▶ _BRIEF_
Reproduce every line of the listing below verbatim, leaving out the pictures.

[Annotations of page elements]
----

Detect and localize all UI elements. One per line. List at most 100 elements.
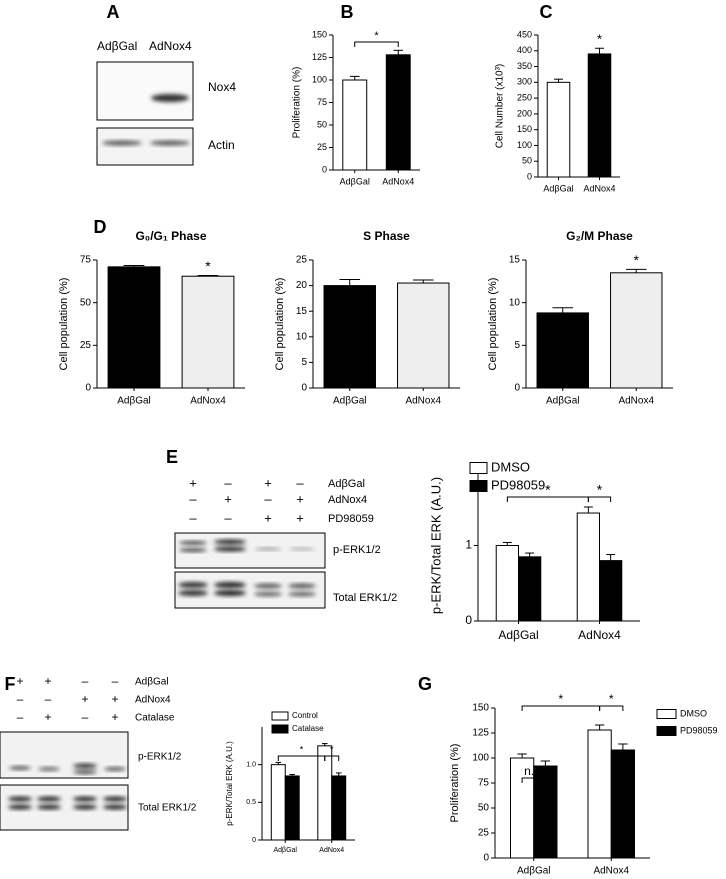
bar: [587, 729, 612, 859]
condition-sign: –: [189, 510, 197, 525]
x-tick-label: AdNox4: [593, 866, 629, 877]
bar: [610, 272, 663, 389]
x-tick-label: AdβGal: [498, 628, 538, 642]
bar: [587, 53, 612, 178]
condition-sign: +: [224, 491, 232, 506]
y-tick-label: 75: [80, 255, 92, 266]
legend-swatch: [656, 709, 677, 719]
y-tick-label: 100: [472, 753, 489, 764]
band: [288, 583, 316, 589]
panel-label: G: [418, 674, 432, 694]
x-tick-label: AdβGal: [340, 176, 370, 186]
band: [288, 591, 316, 597]
bar: [599, 560, 623, 622]
legend-label: DMSO: [491, 459, 530, 474]
condition-sign: –: [82, 674, 89, 688]
y-tick-label: 125: [312, 52, 327, 62]
row-label: p-ERK1/2: [138, 752, 182, 763]
bar: [546, 81, 571, 178]
x-tick-label: AdNox4: [405, 396, 441, 407]
bar: [331, 775, 347, 841]
y-axis-label: p-ERK/Total ERK (A.U.): [225, 741, 234, 826]
band: [150, 140, 190, 146]
condition-sign: –: [224, 510, 232, 525]
band: [73, 770, 97, 774]
band: [104, 767, 126, 771]
condition-sign: –: [189, 491, 197, 506]
condition-sign: –: [112, 674, 119, 688]
annotation: *: [634, 252, 640, 268]
condition-sign: +: [111, 710, 118, 724]
y-tick-label: 150: [472, 703, 489, 714]
row-label: Total ERK1/2: [333, 592, 397, 604]
y-tick-label: 25: [296, 255, 308, 266]
band: [37, 804, 61, 810]
y-tick-label: 0: [322, 164, 327, 174]
bar: [181, 275, 235, 389]
band: [214, 582, 246, 588]
y-tick-label: 0.5: [246, 799, 256, 806]
y-axis-label: p-ERK/Total ERK (A.U.): [428, 477, 443, 614]
y-tick-label: 0: [465, 613, 472, 627]
significance-bracket: [506, 496, 589, 502]
band: [8, 804, 32, 810]
condition-sign: +: [296, 510, 304, 525]
significance-bracket: [587, 496, 612, 502]
band: [103, 796, 127, 802]
significance-bracket: [599, 705, 624, 711]
annotation: *: [300, 744, 304, 754]
chart-title: G₂/M Phase: [566, 229, 633, 243]
blot: [174, 571, 326, 609]
band: [38, 767, 60, 771]
bar: [107, 266, 161, 389]
significance-bracket: [521, 777, 546, 783]
condition-sign: –: [45, 692, 52, 706]
annotation: *: [205, 258, 211, 274]
y-tick-label: 50: [522, 156, 532, 166]
y-axis-label: Cell population (%): [487, 278, 499, 371]
condition-sign: –: [264, 491, 272, 506]
condition-label: PD98059: [328, 513, 374, 525]
band: [179, 541, 207, 545]
band: [214, 546, 246, 552]
condition-sign: +: [16, 674, 23, 688]
y-tick-label: 400: [517, 45, 532, 55]
x-tick-label: AdβGal: [546, 396, 580, 407]
y-tick-label: 0: [483, 853, 489, 864]
condition-sign: +: [111, 692, 118, 706]
y-tick-label: 75: [478, 778, 490, 789]
x-tick-label: AdNox4: [583, 183, 615, 193]
condition-sign: –: [224, 475, 232, 490]
legend-label: PD98059: [491, 477, 545, 492]
blot: [0, 731, 129, 779]
band: [73, 763, 97, 769]
significance-bracket: [354, 41, 399, 47]
y-tick-label: 0: [527, 171, 532, 181]
y-tick-label: 1: [465, 538, 472, 552]
row-label: Total ERK1/2: [138, 803, 197, 814]
y-axis-label: Cell Number (x10³): [495, 64, 506, 148]
condition-label: AdβGal: [135, 677, 169, 688]
annotation: *: [597, 32, 602, 47]
condition-sign: +: [296, 491, 304, 506]
legend-label: Catalase: [292, 724, 324, 733]
bar: [323, 285, 376, 389]
x-tick-label: AdβGal: [517, 866, 551, 877]
y-tick-label: 75: [317, 97, 327, 107]
band: [73, 804, 97, 810]
condition-sign: –: [17, 710, 24, 724]
bar: [536, 312, 589, 389]
y-tick-label: 0: [252, 837, 256, 844]
condition-label: AdNox4: [135, 695, 171, 706]
row-label: Actin: [208, 138, 235, 152]
band: [255, 547, 281, 551]
significance-bracket: [521, 705, 601, 711]
y-tick-label: 10: [296, 331, 308, 342]
y-tick-label: 350: [517, 61, 532, 71]
condition-label: AdβGal: [328, 478, 365, 490]
x-tick-label: AdNox4: [319, 847, 344, 854]
x-tick-label: AdNox4: [190, 396, 226, 407]
condition-sign: –: [296, 475, 304, 490]
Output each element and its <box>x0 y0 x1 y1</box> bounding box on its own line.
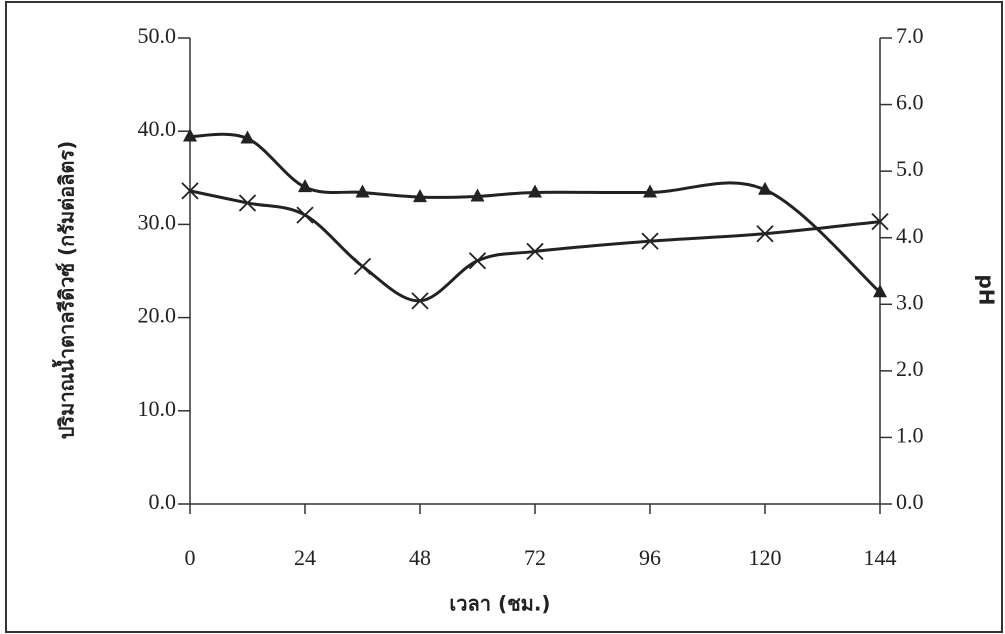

----

▶ _FULL ANSWER_
Detect and localize all UI elements. One per line. List at most 100 elements.
bar: [587, 729, 612, 859]
condition-sign: –: [189, 510, 197, 525]
x-tick-label: AdNox4: [593, 866, 629, 877]
bar: [610, 272, 663, 389]
x-tick-label: AdβGal: [498, 628, 538, 642]
bar: [587, 53, 612, 178]
condition-sign: +: [224, 491, 232, 506]
y-tick-label: 75: [80, 255, 92, 266]
legend-swatch: [656, 709, 677, 719]
y-tick-label: 100: [472, 753, 489, 764]
band: [288, 583, 316, 589]
panel-label: G: [418, 674, 432, 694]
x-tick-label: AdβGal: [340, 176, 370, 186]
band: [288, 591, 316, 597]
bar: [599, 560, 623, 622]
legend-label: DMSO: [491, 459, 530, 474]
condition-sign: –: [82, 674, 89, 688]
y-tick-label: 125: [312, 52, 327, 62]
row-label: p-ERK1/2: [138, 752, 182, 763]
bar: [546, 81, 571, 178]
x-tick-label: AdNox4: [405, 396, 441, 407]
bar: [331, 775, 347, 841]
y-axis-label: p-ERK/Total ERK (A.U.): [225, 741, 234, 826]
band: [150, 140, 190, 146]
condition-sign: –: [224, 510, 232, 525]
band: [73, 770, 97, 774]
band: [104, 767, 126, 771]
condition-sign: –: [189, 491, 197, 506]
condition-sign: –: [112, 674, 119, 688]
annotation: *: [634, 252, 640, 268]
condition-sign: +: [111, 710, 118, 724]
y-tick-label: 150: [472, 703, 489, 714]
row-label: Total ERK1/2: [333, 592, 397, 604]
y-tick-label: 25: [296, 255, 308, 266]
band: [37, 804, 61, 810]
y-tick-label: 0: [322, 164, 327, 174]
bar: [181, 275, 235, 389]
band: [214, 582, 246, 588]
y-tick-label: 0.5: [246, 799, 256, 806]
y-axis-label: p-ERK/Total ERK (A.U.): [428, 477, 443, 614]
y-tick-label: 0: [465, 613, 472, 627]
significance-bracket: [506, 496, 589, 502]
band: [8, 804, 32, 810]
condition-sign: +: [296, 510, 304, 525]
significance-bracket: [587, 496, 612, 502]
band: [103, 796, 127, 802]
significance-bracket: [599, 705, 624, 711]
annotation: *: [300, 744, 304, 754]
chart-title: G₂/M Phase: [566, 229, 633, 243]
blot: [174, 571, 326, 609]
band: [38, 767, 60, 771]
bar: [107, 266, 161, 389]
significance-bracket: [521, 777, 546, 783]
condition-sign: –: [45, 692, 52, 706]
annotation: *: [205, 258, 211, 274]
y-tick-label: 50: [522, 156, 532, 166]
y-axis-label: Cell population (%): [487, 278, 499, 371]
condition-sign: –: [264, 491, 272, 506]
condition-label: PD98059: [328, 513, 374, 525]
band: [179, 541, 207, 545]
band: [214, 546, 246, 552]
condition-sign: +: [16, 674, 23, 688]
y-tick-label: 400: [517, 45, 532, 55]
x-tick-label: AdβGal: [546, 396, 580, 407]
y-tick-label: 0: [483, 853, 489, 864]
condition-sign: +: [111, 692, 118, 706]
y-tick-label: 75: [478, 778, 490, 789]
x-tick-label: AdNox4: [583, 183, 615, 193]
condition-sign: –: [224, 475, 232, 490]
legend-label: PD98059: [491, 477, 545, 492]
blot: [0, 731, 129, 779]
band: [73, 763, 97, 769]
significance-bracket: [354, 41, 399, 47]
y-tick-label: 0: [527, 171, 532, 181]
y-tick-label: 1: [465, 538, 472, 552]
row-label: Total ERK1/2: [138, 803, 197, 814]
y-axis-label: Cell Number (x10³): [495, 64, 506, 148]
condition-label: AdβGal: [135, 677, 169, 688]
annotation: *: [597, 32, 602, 47]
condition-sign: +: [296, 491, 304, 506]
legend-label: Catalase: [292, 724, 324, 733]
bar: [323, 285, 376, 389]
x-tick-label: AdβGal: [517, 866, 551, 877]
y-tick-label: 75: [317, 97, 327, 107]
band: [73, 804, 97, 810]
condition-sign: –: [17, 710, 24, 724]
bar: [536, 312, 589, 389]
y-tick-label: 0: [252, 837, 256, 844]
condition-label: AdNox4: [135, 695, 171, 706]
row-label: Actin: [208, 138, 235, 152]
band: [255, 547, 281, 551]
significance-bracket: [521, 705, 601, 711]
y-tick-label: 10: [296, 331, 308, 342]
y-tick-label: 350: [517, 61, 532, 71]
condition-label: AdβGal: [328, 478, 365, 490]
x-tick-label: AdNox4: [319, 847, 344, 854]
x-tick-label: AdNox4: [190, 396, 226, 407]
condition-sign: –: [296, 475, 304, 490]
Output each element and its <box>x0 y0 x1 y1</box> bounding box on its own line.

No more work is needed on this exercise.